* Instructions to follow:
From the listing below, pull out every line where the string "name" appears.

* Entries supplied:
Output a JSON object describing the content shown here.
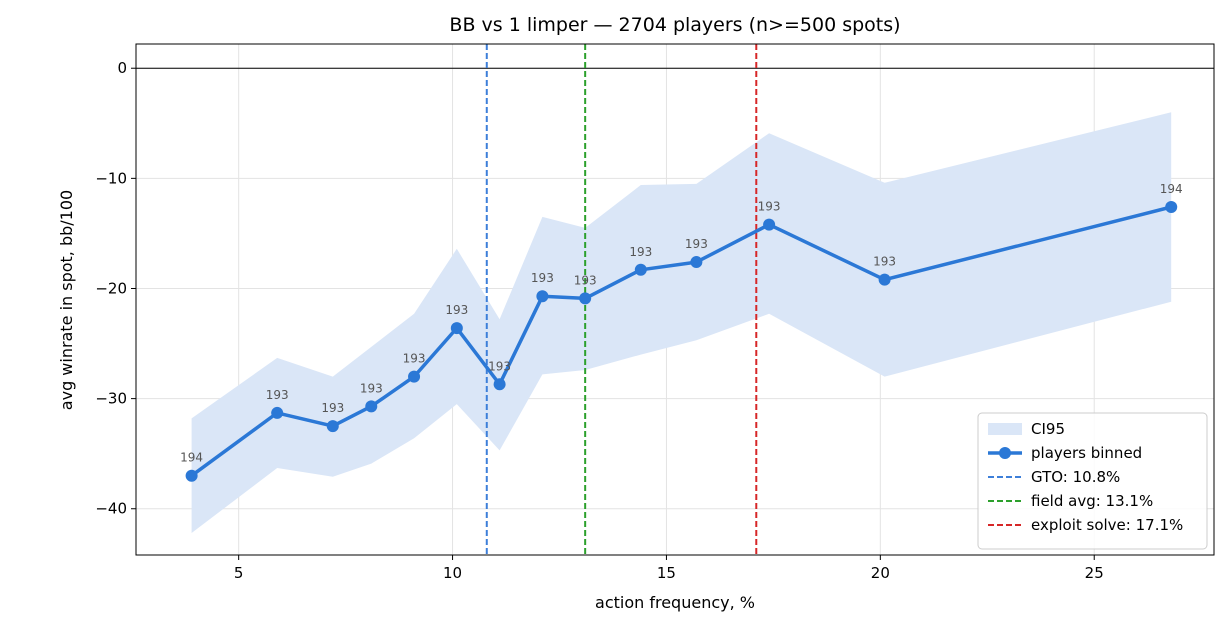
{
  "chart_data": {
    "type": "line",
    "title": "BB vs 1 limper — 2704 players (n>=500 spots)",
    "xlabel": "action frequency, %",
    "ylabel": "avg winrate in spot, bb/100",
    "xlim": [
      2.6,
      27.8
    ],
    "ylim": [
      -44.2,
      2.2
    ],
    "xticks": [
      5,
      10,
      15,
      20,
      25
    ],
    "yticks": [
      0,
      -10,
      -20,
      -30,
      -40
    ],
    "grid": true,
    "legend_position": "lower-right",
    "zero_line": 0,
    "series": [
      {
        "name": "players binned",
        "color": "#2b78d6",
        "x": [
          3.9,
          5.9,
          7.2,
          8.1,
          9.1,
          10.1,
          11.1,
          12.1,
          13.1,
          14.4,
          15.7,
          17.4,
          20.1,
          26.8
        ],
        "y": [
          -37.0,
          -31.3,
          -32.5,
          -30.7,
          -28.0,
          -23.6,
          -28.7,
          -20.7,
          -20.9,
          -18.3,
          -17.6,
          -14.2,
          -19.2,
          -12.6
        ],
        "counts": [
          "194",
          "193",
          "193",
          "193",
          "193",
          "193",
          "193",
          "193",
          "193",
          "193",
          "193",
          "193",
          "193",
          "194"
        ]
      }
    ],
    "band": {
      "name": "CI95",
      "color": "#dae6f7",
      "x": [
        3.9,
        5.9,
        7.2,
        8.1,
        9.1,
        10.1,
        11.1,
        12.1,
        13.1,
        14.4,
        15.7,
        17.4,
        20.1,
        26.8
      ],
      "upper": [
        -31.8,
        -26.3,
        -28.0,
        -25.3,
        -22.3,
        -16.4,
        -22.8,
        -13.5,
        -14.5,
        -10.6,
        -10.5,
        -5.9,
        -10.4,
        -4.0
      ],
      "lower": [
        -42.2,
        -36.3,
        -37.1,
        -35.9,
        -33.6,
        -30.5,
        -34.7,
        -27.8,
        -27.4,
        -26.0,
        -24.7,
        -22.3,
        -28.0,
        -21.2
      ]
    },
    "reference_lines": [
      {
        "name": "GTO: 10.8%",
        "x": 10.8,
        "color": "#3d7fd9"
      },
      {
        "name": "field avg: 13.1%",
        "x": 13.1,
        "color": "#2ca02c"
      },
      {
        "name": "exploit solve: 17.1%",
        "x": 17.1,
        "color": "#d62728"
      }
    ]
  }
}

* * *

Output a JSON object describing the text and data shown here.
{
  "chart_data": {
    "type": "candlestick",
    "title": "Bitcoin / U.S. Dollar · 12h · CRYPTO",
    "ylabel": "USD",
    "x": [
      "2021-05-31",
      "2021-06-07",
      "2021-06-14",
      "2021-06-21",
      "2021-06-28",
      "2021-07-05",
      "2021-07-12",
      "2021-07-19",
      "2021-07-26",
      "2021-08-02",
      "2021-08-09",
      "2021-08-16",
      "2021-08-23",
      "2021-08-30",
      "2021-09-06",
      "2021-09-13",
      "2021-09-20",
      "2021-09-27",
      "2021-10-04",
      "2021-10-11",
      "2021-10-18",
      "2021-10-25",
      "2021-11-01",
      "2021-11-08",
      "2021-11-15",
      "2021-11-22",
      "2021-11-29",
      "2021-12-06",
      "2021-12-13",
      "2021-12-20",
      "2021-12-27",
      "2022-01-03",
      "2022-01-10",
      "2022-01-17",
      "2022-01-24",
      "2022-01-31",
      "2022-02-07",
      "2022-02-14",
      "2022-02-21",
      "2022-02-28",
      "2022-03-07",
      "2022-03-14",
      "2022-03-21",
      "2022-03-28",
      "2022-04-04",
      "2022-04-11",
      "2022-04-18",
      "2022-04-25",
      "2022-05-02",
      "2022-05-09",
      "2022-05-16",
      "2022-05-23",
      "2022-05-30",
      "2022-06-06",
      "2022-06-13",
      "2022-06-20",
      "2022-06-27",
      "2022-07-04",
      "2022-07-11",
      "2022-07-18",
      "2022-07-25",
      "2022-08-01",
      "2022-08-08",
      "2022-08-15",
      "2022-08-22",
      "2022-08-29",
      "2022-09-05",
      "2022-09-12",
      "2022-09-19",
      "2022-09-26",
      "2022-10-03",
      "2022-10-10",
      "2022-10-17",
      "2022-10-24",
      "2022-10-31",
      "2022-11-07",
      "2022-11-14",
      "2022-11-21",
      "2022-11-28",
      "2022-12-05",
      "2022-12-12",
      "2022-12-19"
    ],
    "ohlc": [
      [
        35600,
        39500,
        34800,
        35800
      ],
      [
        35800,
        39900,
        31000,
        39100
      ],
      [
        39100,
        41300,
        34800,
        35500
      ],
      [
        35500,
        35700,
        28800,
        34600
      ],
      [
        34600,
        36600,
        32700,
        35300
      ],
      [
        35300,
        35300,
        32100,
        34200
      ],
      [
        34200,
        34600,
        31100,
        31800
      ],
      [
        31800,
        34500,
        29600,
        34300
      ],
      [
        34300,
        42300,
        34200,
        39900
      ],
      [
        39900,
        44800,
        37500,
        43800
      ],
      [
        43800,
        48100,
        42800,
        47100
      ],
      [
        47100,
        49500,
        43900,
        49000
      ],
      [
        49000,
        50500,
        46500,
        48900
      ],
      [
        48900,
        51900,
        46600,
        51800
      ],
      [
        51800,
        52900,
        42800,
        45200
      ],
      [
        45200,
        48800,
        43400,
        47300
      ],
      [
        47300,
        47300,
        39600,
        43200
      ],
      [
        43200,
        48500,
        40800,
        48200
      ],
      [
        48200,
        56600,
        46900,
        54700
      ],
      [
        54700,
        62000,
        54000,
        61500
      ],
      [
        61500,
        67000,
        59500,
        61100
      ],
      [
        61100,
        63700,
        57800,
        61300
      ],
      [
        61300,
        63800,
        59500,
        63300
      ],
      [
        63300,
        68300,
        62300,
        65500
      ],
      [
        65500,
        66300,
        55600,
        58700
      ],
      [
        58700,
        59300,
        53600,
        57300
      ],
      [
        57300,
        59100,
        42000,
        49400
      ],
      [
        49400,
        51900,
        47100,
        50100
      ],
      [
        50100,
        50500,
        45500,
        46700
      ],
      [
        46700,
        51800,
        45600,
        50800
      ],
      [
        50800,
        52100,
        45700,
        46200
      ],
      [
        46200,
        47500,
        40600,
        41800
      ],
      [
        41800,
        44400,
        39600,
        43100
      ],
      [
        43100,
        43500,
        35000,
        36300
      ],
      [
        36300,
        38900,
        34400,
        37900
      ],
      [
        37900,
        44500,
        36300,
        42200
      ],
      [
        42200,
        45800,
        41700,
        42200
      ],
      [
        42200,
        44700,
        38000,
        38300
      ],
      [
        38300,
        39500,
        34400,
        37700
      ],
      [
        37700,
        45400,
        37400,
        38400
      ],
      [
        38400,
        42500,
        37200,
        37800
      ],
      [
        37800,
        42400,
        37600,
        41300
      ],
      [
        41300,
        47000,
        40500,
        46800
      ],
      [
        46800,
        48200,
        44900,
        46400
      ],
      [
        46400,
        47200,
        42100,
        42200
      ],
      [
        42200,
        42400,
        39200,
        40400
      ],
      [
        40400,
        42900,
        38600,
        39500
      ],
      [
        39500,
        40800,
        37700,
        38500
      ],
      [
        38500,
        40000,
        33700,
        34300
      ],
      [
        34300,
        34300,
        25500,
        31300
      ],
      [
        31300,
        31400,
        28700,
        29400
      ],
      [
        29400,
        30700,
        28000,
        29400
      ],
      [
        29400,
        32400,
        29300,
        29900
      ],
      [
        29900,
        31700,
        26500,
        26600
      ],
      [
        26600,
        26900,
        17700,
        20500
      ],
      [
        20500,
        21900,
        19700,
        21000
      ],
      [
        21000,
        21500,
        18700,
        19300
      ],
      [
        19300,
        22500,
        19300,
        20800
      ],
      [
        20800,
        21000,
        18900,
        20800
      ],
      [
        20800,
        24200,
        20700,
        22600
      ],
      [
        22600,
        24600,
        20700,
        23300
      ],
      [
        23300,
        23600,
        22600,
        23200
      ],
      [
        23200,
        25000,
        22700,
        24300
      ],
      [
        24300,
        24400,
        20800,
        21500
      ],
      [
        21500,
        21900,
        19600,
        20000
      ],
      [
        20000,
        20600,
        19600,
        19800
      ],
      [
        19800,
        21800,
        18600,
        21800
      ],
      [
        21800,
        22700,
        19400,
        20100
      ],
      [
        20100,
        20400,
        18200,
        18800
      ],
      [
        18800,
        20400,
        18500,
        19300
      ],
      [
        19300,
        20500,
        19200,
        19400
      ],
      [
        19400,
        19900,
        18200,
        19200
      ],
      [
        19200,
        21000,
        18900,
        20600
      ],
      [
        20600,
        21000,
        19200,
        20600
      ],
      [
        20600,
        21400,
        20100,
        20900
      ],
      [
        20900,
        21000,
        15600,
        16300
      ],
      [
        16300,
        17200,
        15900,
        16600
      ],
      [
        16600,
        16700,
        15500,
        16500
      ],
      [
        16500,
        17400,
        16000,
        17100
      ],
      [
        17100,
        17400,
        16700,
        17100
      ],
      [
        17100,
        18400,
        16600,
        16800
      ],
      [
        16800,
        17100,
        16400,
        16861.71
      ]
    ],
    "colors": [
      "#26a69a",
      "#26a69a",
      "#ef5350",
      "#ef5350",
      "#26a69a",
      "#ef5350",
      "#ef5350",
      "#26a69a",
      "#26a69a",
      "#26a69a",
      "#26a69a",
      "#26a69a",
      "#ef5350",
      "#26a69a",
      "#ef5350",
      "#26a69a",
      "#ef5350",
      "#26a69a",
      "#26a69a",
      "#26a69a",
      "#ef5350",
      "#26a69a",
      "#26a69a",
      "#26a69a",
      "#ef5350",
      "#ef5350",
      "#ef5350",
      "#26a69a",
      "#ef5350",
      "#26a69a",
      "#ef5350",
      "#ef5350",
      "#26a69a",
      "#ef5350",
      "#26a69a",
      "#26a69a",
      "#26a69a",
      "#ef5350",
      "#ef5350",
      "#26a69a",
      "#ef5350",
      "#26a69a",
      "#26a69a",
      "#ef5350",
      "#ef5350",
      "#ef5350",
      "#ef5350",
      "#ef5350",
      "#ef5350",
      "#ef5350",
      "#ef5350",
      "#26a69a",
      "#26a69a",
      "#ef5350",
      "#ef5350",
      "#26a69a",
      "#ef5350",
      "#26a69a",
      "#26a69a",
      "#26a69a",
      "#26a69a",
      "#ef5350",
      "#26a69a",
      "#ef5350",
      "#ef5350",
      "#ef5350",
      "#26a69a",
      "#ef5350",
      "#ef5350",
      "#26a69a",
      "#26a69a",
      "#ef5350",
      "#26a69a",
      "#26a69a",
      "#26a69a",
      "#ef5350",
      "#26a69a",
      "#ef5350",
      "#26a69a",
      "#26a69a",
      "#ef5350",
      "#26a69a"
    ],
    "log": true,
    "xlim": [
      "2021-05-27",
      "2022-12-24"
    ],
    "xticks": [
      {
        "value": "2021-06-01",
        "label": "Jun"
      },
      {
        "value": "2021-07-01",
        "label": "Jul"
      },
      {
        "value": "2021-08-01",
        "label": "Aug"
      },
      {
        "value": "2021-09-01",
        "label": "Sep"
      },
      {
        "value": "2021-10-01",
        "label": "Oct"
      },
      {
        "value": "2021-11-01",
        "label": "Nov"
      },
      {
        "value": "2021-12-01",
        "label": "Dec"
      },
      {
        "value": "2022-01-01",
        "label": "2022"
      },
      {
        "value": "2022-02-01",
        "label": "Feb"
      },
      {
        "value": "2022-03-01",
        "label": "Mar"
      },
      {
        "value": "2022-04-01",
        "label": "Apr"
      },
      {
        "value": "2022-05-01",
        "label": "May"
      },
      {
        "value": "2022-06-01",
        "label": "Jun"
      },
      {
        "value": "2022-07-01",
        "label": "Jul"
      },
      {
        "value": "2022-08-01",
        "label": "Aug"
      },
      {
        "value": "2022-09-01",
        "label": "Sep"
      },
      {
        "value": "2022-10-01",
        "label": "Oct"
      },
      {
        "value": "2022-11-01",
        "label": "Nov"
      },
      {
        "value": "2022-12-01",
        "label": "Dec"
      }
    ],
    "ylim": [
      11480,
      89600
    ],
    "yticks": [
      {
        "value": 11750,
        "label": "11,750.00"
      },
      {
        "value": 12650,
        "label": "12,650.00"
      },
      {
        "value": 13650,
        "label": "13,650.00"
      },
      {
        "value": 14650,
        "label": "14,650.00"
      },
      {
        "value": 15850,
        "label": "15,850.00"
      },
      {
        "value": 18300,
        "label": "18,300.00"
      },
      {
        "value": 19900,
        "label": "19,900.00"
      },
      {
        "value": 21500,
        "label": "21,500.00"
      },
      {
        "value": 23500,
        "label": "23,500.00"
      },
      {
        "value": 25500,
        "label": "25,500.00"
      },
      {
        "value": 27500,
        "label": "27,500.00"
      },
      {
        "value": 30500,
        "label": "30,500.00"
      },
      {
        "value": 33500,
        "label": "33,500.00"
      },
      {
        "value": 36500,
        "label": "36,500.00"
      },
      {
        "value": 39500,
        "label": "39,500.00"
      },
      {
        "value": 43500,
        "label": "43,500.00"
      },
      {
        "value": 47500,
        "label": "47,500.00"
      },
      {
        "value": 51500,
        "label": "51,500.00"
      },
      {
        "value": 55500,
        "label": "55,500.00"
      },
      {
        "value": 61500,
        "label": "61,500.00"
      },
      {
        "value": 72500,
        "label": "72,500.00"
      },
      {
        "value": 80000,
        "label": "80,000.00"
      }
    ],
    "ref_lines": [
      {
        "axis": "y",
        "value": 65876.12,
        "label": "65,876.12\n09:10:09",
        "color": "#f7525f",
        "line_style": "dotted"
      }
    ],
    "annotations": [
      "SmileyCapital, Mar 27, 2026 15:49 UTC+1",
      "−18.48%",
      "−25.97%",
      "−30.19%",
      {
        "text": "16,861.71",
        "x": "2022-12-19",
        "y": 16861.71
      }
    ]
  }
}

* Solution for this problem:
        "name": "players binned",
      "name": "CI95",
        "name": "GTO: 10.8%",
        "name": "field avg: 13.1%",
        "name": "exploit solve: 17.1%",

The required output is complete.